### WRITTEN INSTRUCTION
From the entries below, copy every line that holds the word "this".

### PROVIDED RECORDS
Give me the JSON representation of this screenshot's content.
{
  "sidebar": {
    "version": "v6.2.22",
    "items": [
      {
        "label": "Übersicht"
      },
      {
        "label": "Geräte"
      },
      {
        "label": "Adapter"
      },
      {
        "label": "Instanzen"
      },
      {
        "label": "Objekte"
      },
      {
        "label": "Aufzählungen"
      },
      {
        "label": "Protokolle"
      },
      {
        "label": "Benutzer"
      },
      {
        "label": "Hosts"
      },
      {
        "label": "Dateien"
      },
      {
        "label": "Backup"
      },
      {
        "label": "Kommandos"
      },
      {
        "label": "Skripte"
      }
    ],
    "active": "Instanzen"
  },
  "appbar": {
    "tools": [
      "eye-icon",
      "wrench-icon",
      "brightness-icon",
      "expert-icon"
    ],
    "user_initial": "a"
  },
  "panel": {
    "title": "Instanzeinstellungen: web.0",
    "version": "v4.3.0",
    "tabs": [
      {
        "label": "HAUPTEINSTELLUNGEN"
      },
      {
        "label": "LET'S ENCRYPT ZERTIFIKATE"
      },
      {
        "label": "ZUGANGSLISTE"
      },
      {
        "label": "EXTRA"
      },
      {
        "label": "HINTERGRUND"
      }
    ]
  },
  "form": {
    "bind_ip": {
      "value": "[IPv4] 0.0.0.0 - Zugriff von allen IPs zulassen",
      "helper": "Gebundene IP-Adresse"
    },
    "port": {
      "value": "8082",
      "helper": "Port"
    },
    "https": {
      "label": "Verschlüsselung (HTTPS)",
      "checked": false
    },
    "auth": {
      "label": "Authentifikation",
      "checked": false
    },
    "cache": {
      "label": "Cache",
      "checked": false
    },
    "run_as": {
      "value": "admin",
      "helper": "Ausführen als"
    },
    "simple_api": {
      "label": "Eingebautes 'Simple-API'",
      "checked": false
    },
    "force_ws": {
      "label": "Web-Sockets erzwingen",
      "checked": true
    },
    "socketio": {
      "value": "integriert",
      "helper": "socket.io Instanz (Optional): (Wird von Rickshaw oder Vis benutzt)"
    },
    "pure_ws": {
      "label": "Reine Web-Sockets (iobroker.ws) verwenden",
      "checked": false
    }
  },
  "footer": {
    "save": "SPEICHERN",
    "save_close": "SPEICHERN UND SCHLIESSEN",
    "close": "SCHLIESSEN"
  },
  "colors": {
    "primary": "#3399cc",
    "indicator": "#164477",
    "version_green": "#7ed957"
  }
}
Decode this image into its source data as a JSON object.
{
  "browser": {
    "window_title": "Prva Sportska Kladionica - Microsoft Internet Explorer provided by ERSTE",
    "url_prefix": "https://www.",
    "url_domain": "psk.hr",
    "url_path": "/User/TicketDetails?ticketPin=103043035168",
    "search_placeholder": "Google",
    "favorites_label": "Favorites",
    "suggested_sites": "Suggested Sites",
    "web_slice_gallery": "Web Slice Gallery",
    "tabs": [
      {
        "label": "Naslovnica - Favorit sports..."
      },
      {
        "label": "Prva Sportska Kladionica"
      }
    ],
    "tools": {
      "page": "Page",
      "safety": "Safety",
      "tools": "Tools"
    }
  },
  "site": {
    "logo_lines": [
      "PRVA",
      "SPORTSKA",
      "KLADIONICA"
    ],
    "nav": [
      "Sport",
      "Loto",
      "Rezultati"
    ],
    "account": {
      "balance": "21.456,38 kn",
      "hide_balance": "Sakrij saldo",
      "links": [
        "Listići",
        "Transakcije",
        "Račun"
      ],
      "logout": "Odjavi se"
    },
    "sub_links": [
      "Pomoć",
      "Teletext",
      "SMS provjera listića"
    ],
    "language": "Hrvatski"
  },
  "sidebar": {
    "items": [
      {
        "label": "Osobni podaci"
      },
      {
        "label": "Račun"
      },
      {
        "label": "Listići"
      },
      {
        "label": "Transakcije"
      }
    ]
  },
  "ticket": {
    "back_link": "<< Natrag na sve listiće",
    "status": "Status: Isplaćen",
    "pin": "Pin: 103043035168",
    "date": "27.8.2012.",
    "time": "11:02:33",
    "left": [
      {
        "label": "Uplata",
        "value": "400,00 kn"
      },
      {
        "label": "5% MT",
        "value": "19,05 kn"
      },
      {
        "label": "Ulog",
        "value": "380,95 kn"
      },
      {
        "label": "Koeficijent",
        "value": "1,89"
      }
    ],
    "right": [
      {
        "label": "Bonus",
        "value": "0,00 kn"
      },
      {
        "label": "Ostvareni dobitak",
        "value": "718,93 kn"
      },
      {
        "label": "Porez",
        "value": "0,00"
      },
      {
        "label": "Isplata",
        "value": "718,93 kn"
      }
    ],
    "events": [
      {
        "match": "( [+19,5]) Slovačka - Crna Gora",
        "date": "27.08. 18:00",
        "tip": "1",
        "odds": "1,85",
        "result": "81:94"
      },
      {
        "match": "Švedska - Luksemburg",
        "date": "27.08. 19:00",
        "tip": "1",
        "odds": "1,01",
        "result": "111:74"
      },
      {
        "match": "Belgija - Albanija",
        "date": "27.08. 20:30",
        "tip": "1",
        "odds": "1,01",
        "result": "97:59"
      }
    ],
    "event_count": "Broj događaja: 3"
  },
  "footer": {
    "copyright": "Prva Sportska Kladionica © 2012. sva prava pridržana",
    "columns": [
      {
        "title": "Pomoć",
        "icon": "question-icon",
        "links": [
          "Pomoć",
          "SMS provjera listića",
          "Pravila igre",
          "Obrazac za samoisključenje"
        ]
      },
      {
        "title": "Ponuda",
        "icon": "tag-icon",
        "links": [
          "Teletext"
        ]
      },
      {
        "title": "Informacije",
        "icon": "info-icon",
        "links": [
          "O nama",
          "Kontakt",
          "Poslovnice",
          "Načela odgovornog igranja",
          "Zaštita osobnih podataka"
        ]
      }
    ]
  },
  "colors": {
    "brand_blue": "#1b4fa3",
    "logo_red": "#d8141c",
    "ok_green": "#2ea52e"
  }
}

### RESULT OF THE EXERCISE
Give me the JSON representation of this screenshot's content.
Decode this image into its source data as a JSON object.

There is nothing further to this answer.